- [The problem]
Go through the listing below and gather every line with the word "мене".

- [Rows]

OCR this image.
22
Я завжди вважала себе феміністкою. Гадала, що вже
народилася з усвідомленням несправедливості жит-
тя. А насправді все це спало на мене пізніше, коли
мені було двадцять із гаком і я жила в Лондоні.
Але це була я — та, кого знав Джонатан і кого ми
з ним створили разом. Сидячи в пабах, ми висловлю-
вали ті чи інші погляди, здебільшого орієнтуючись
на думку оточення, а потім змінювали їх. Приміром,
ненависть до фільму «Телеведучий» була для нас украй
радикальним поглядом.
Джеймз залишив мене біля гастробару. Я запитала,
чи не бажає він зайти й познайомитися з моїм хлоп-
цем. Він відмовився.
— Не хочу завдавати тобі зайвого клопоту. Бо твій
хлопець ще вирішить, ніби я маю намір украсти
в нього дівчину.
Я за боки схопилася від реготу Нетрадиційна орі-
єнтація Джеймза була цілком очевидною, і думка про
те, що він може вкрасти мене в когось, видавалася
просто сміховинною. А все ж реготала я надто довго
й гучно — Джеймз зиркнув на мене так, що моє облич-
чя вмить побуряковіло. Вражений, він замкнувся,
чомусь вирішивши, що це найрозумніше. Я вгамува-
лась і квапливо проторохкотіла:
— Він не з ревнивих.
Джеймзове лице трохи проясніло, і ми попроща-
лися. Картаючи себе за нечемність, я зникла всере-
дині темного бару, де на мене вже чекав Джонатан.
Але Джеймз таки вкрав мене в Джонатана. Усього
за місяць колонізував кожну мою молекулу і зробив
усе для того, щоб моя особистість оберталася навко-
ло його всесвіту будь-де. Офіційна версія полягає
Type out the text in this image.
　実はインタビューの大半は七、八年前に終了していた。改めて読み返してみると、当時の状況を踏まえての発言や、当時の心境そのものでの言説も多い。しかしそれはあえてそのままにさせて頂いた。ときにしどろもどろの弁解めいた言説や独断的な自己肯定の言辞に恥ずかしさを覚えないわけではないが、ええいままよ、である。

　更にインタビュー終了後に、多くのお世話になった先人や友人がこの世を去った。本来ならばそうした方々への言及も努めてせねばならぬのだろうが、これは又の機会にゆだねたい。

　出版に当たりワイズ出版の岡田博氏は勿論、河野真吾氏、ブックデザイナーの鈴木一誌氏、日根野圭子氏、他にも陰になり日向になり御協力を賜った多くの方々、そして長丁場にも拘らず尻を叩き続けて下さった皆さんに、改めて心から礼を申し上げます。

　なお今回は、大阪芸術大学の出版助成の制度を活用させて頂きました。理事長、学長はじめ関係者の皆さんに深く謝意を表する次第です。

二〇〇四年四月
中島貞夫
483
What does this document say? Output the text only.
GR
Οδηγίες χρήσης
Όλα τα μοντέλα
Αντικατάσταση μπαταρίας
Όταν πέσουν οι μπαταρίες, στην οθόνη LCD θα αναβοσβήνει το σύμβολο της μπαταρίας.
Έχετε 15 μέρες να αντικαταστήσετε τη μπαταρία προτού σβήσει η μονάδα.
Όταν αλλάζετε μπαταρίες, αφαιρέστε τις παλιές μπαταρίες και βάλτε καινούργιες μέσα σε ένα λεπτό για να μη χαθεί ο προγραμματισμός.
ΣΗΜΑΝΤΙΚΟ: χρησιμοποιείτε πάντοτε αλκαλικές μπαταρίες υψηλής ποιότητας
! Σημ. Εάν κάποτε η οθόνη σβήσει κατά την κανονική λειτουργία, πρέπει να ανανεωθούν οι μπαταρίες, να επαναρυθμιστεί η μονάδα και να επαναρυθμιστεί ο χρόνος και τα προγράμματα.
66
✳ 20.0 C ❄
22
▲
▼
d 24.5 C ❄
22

- [The reply]
тя. А насправді все це спало на мене пізніше, коли
Джеймз залишив мене біля гастробару. Я запитала,
те, що він може вкрасти мене в когось, видавалася
й гучно — Джеймз зиркнув на мене так, що моє облич-
дині темного бару, де на мене вже чекав Джонатан.
Але Джеймз таки вкрав мене в Джонатана. Усього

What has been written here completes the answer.